======== INPUT ROWS

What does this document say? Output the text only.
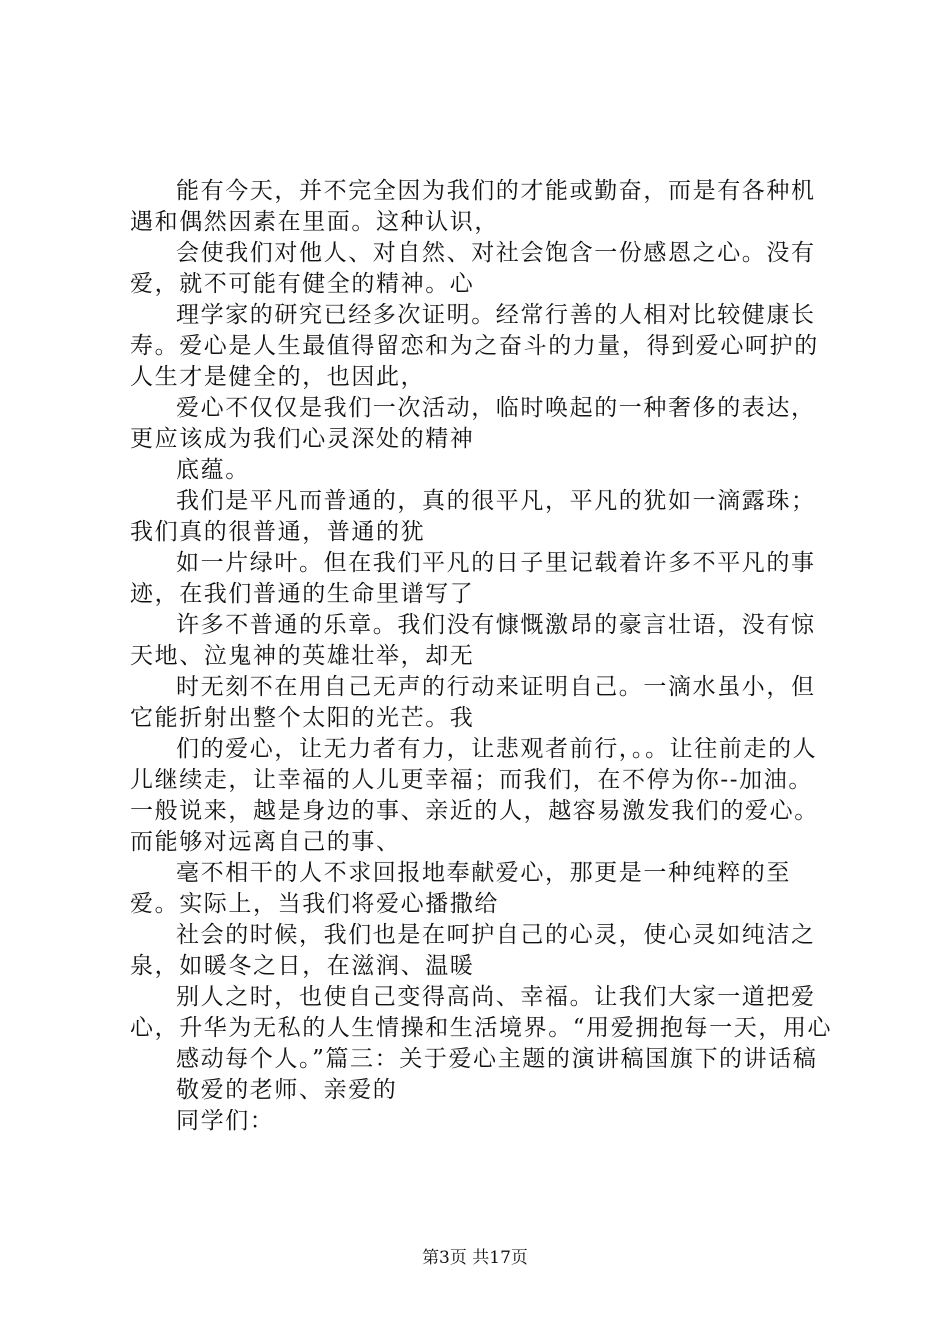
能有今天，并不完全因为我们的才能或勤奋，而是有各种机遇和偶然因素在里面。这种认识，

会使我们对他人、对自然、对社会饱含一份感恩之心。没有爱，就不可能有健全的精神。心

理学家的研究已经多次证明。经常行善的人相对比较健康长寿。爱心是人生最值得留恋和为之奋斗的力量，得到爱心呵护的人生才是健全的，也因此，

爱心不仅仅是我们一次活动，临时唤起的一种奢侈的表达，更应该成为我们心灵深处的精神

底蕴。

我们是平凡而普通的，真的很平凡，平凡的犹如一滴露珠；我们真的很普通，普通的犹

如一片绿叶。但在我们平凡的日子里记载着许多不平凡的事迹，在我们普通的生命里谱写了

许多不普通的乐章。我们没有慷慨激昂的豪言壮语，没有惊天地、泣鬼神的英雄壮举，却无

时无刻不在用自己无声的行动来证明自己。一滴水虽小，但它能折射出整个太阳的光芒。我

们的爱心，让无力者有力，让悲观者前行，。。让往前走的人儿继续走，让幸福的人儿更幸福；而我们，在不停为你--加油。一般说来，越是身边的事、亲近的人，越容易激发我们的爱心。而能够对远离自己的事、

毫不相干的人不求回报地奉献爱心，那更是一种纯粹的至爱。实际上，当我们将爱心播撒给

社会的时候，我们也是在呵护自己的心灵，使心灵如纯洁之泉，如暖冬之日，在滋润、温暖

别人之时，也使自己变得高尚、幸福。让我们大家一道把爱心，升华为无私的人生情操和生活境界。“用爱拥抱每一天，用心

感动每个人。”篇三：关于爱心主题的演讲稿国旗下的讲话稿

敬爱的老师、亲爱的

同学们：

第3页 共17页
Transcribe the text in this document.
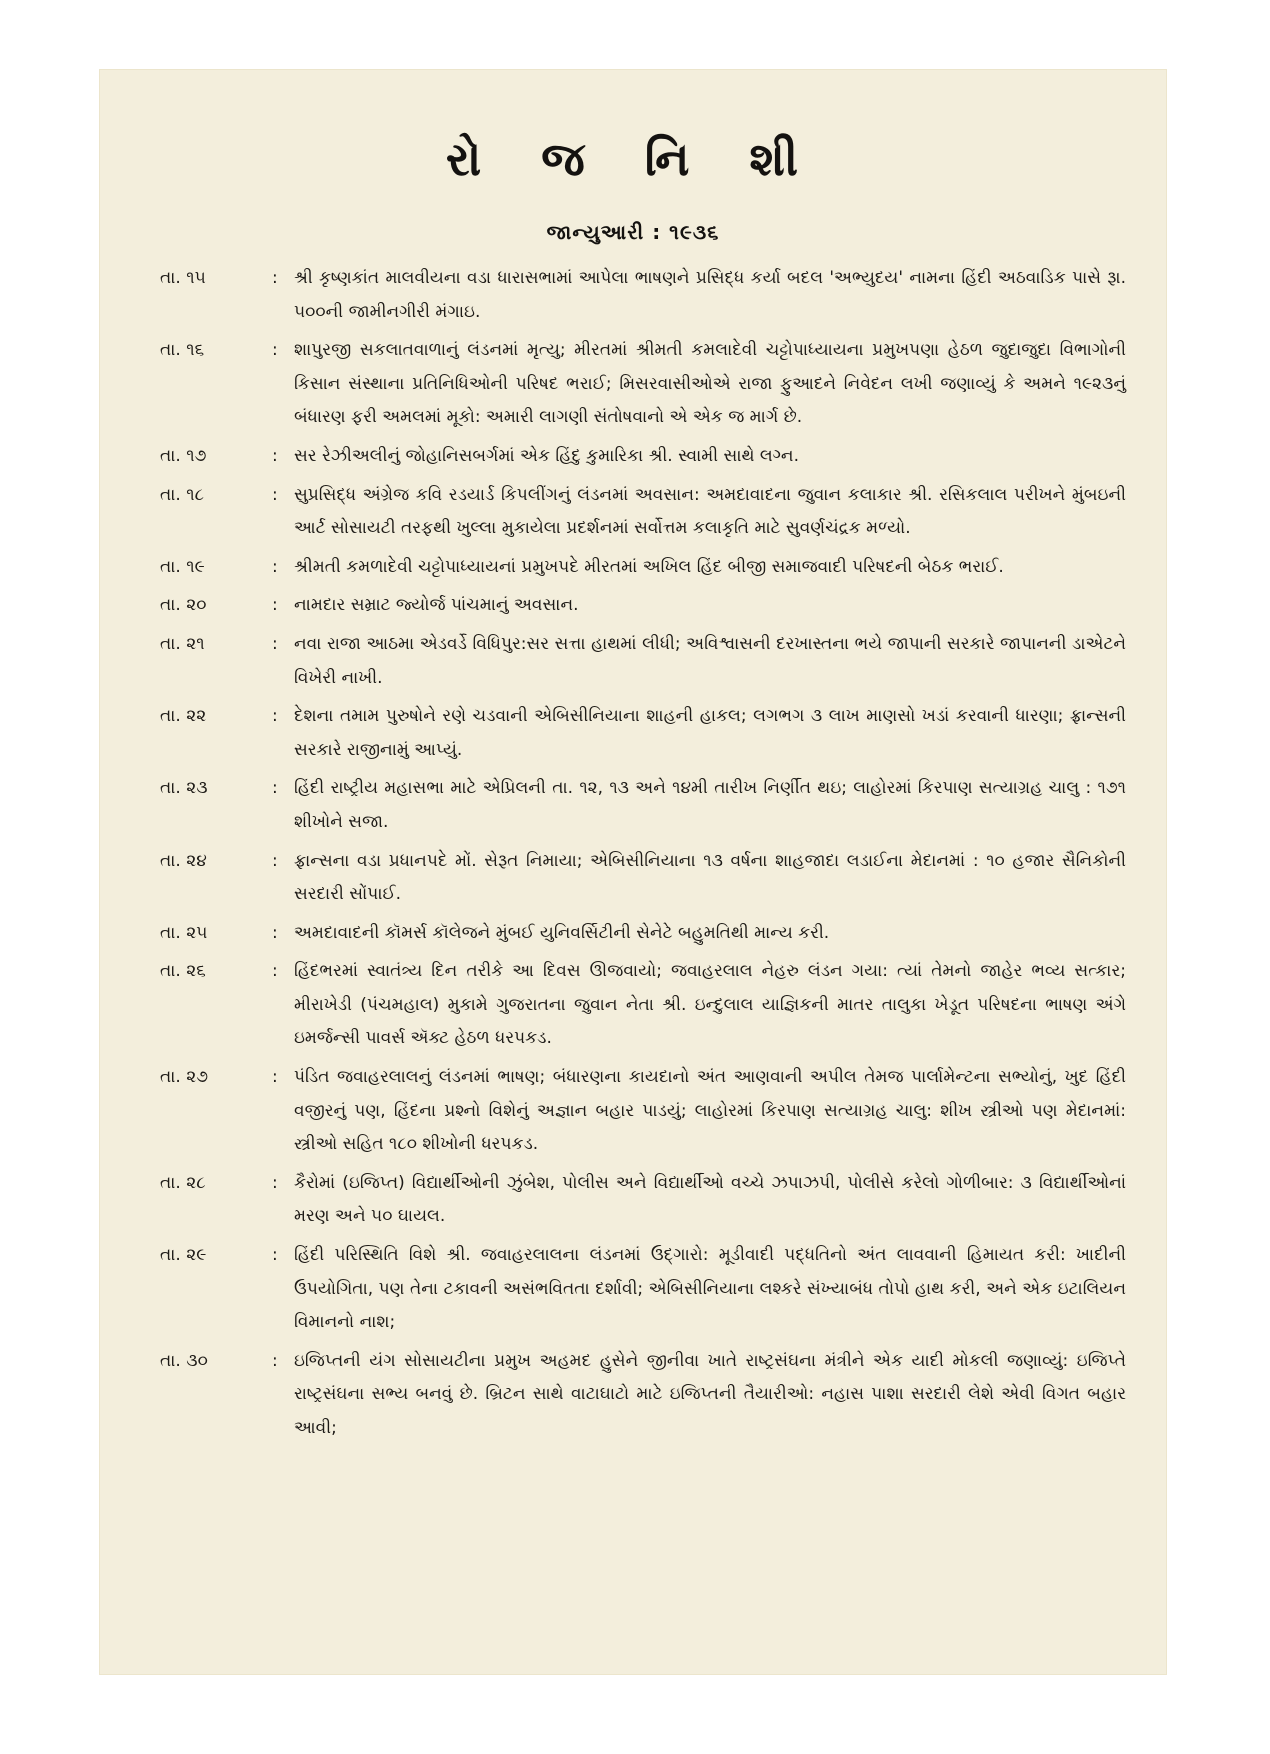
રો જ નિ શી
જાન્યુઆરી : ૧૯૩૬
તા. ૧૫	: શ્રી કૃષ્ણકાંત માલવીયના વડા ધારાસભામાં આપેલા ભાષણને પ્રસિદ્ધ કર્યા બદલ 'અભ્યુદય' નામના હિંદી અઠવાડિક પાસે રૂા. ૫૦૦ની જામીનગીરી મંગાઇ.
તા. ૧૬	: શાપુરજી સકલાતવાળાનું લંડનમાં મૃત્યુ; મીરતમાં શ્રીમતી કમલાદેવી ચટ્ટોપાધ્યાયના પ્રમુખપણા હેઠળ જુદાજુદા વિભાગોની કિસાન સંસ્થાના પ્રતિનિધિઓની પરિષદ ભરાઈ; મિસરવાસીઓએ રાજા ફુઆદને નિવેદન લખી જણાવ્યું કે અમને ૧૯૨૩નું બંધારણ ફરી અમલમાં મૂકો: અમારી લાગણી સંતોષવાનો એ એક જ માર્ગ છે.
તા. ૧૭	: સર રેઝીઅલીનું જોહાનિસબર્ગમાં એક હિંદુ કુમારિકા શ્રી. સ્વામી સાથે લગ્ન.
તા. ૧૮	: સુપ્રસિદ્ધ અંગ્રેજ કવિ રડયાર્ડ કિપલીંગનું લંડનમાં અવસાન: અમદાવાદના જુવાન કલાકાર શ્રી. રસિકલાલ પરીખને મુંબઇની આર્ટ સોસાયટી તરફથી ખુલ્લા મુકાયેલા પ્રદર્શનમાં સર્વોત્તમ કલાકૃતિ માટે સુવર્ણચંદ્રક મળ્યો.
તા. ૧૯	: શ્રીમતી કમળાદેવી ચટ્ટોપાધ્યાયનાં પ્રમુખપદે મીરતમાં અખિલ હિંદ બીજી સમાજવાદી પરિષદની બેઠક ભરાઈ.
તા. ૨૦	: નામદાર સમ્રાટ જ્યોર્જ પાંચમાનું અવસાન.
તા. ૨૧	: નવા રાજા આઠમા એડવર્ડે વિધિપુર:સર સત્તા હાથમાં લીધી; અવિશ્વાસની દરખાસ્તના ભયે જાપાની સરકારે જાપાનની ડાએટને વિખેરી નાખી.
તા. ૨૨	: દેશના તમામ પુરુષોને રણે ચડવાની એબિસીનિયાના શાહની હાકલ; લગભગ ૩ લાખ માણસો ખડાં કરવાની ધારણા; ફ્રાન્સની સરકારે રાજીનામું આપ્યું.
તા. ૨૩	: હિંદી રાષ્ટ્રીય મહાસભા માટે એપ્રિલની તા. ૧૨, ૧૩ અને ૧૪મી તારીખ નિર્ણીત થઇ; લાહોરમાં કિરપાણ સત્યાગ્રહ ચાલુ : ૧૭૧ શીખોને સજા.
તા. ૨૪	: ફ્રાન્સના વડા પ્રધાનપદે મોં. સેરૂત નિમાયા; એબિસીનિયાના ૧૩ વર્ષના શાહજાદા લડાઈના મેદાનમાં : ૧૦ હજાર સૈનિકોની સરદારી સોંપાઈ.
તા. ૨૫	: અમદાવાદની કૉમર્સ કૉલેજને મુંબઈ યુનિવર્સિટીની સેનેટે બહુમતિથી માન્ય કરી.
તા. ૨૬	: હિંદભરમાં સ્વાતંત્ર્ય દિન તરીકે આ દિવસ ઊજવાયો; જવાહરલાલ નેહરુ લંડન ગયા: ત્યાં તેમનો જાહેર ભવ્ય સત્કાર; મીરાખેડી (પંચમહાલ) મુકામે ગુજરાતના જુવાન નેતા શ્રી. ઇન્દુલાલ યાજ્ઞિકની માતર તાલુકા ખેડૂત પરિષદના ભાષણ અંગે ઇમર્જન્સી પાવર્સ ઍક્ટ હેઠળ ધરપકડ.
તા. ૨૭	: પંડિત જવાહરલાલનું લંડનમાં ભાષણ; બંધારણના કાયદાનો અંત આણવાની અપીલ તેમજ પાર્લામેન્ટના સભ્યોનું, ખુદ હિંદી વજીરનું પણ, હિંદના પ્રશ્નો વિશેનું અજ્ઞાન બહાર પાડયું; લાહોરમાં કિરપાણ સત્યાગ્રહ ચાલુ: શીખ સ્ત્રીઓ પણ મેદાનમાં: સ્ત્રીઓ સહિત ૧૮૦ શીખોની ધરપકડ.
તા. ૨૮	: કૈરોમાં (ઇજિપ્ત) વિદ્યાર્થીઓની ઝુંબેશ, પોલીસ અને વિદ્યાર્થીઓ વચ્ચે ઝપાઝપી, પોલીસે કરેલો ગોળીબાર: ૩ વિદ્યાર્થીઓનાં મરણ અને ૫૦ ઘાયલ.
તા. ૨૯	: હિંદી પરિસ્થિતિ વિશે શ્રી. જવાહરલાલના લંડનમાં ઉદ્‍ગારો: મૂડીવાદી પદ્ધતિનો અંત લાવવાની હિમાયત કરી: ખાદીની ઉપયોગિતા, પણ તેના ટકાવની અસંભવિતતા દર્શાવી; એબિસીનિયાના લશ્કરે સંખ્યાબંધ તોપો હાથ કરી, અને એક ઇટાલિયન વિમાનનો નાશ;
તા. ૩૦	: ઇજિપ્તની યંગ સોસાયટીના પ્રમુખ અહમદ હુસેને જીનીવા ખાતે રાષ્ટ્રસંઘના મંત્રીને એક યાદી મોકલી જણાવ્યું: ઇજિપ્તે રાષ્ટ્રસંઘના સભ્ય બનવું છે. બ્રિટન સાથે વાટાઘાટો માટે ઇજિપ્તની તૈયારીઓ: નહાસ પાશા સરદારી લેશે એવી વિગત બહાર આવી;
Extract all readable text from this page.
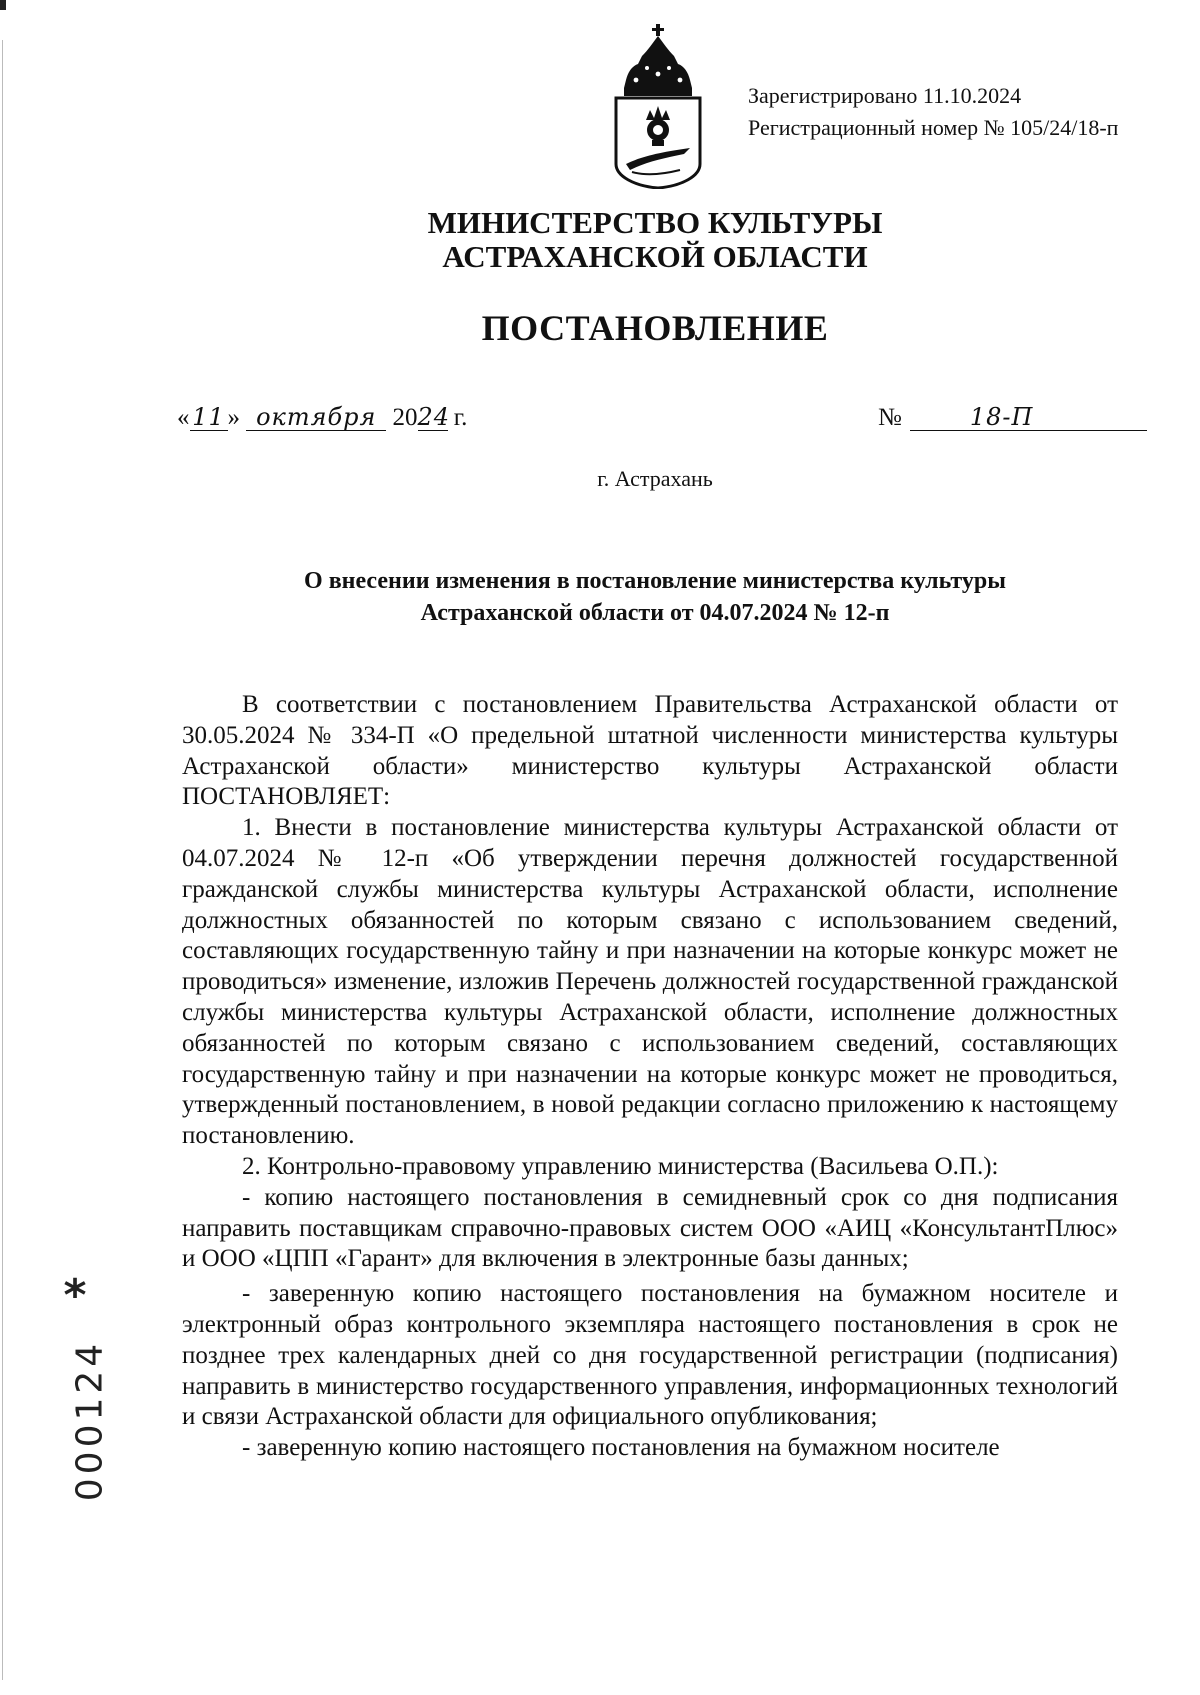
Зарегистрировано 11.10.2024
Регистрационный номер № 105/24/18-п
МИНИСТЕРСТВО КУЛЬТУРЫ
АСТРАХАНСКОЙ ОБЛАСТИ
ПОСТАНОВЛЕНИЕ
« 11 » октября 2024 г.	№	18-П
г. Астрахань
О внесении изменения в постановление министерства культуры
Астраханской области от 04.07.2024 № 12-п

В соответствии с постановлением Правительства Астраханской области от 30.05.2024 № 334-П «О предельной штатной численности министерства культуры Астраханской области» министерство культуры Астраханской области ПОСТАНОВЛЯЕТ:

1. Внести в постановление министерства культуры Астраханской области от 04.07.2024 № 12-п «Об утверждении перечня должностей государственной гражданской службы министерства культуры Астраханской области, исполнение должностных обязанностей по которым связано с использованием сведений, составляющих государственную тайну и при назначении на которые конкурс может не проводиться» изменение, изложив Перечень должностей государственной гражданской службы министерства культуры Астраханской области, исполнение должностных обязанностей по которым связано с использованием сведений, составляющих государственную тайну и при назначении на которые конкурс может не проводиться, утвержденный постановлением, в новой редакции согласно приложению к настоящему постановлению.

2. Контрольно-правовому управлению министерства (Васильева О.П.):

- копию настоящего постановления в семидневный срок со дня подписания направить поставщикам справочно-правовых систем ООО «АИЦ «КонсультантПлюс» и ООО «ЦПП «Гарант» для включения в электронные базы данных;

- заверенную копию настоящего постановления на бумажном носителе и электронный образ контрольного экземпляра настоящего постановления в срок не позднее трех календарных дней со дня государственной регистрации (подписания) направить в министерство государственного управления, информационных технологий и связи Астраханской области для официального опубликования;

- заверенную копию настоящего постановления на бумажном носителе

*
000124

================

● **WHAT IS EXPECTED**
Check every line of the data above for the string "постановлением", and copy those that have it.

● **THE RESULT**
В соответствии с постановлением Правительства Астраханской области от 30.05.2024 № 334-П «О предельной штатной численности министерства культуры Астраханской области» министерство культуры Астраханской области ПОСТАНОВЛЯЕТ:
1. Внести в постановление министерства культуры Астраханской области от 04.07.2024 № 12-п «Об утверждении перечня должностей государственной гражданской службы министерства культуры Астраханской области, исполнение должностных обязанностей по которым связано с использованием сведений, составляющих государственную тайну и при назначении на которые конкурс может не проводиться» изменение, изложив Перечень должностей государственной гражданской службы министерства культуры Астраханской области, исполнение должностных обязанностей по которым связано с использованием сведений, составляющих государственную тайну и при назначении на которые конкурс может не проводиться, утвержденный постановлением, в новой редакции согласно приложению к настоящему постановлению.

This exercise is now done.